_Text for analysis:_
%%

Chaum renewed his interest in electronic voting in early 2000, when he started to think about how elections in emerging democracies could be internationally validated.

"Struggles for democracy last a decade and culminate in an election, then it has to be thrown out because of allegations of improprieties," Chaum says. "What they need are irrefutable results."

Chaum calls the solution he came up with code voting. Pre-audited paper ballots with serial numbers are distributed to voters. The voter scratches off the space next to his candidate's name to reveal two numbers. He relays one of the numbers to election officials who either phone the code in or send it over a computer. A message comes back with another code, which should match the second, secret number on the voter's ballot. If it does, the voter knows his choices were recorded correctly, and he can throw his paper ballot in the fire.

The codes are all random and different. The keys to breaking them are held in concert by a number of countries. No one country can change votes, or trace them back to individual voters. The balloting can be videotaped to make sure no one is casting a ballot with an AK-47 at his head, Chaum adds.

"It's extreme stuff, pretty hard-core, but it could be actually needed to save a country," he says. If questions arise, "you won't have to redo the election or have a civil war, you just do a recount."

After Florida 2000, Chaum felt the U.S. elections system could also use his ministrations. "I felt it was my duty to adapt the system and repackage it to work here," Chaum says.

The SureVote Web site currently features demonstrations for code voting by telephone, Web browser and Direct Recording Electronic touch-screens. "Phone voting is pretty cool. It's a way to send absentee ballots in immediately, it's anthrax-proof and it can't be changed or lost or spied on," Chaum says.

In addition, SureVote has something it calls Indelible Ballots, described as paper documents with opaque scratch-off latex "button". Codes are printed both on and under the scratch-off latex. To cast a ballot, you must give the under-latex code for your candidate, plus the over-latex codes for the other candidates.

Chaum's latest idea is for a fool-proof voter receipt that assures the voter his ballot was cast corrently without violating his privacy.

Public confidence in elections is as important as accurate and verifiable voting technology, he says. "I worked on electronic cash as a way to help the world; that's why I do all this stuff," Chaum says.

The biggest barriers to election reform are not technological, but human, he adds. Chaum has nothing but contempt for those who say electronic voting can't be done.

"The whole voodoo of trusted machines, trusted officials, logic and accuracy tests, the whole shell game and mumbo-jumbo is a waste of people's time," he says.

" The answer is very simple. The fact it's so screwed up does not imply that the solution has to be complex. The U.S. spends billions on verification of nuclear weapons, weapon systems, a level of effort infinitely more than the U.S. spends trying to improve voting technologies."

%%

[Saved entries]
%%

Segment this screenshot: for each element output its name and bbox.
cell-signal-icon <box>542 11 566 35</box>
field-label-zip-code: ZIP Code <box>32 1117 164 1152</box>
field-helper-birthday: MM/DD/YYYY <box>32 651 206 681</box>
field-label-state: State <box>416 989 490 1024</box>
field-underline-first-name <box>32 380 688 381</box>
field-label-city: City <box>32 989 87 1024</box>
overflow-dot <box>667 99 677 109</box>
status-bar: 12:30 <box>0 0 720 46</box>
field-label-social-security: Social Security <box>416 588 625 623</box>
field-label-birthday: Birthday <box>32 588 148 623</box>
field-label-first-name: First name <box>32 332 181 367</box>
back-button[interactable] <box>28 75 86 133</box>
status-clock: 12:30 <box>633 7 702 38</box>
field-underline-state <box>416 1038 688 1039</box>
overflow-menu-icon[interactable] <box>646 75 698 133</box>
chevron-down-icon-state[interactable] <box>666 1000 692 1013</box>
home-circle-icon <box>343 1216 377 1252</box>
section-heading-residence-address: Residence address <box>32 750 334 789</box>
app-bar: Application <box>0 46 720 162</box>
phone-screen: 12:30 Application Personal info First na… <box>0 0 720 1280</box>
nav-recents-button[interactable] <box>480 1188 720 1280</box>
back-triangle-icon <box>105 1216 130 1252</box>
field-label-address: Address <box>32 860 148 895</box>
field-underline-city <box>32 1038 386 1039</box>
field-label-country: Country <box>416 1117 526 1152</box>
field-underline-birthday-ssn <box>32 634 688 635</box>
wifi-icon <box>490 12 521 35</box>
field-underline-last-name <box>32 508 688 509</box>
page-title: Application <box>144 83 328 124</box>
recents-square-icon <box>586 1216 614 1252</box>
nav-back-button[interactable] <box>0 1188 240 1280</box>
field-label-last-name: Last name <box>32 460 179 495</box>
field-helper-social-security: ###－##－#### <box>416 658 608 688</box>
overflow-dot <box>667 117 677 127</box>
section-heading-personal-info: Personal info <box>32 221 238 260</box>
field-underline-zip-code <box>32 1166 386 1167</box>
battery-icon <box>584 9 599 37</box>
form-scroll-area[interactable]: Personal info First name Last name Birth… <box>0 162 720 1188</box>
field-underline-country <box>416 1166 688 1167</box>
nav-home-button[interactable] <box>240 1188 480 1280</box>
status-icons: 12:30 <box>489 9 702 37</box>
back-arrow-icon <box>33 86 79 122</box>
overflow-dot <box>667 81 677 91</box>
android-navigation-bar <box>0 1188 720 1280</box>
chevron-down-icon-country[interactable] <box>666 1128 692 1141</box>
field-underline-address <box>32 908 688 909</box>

%%

_Work to be completed:_
For each statement below, say whether it agrees with the text on code voting, answering yes or no and quoting the words of the text that decide it.
1. Under code voting, the voter relays both numbers revealed on the ballot to election officials.
2. The keys to breaking the codes are held jointly by a number of countries.
3. Chaum says the biggest barriers to election reform are technological.

_Answer area:_
1. No: "He relays one of the numbers to election officials who either phone the code in or send it over a computer."
2. Yes: "The keys to breaking them are held in concert by a number of countries."
3. No: "The biggest barriers to election reform are not technological, but human, he adds."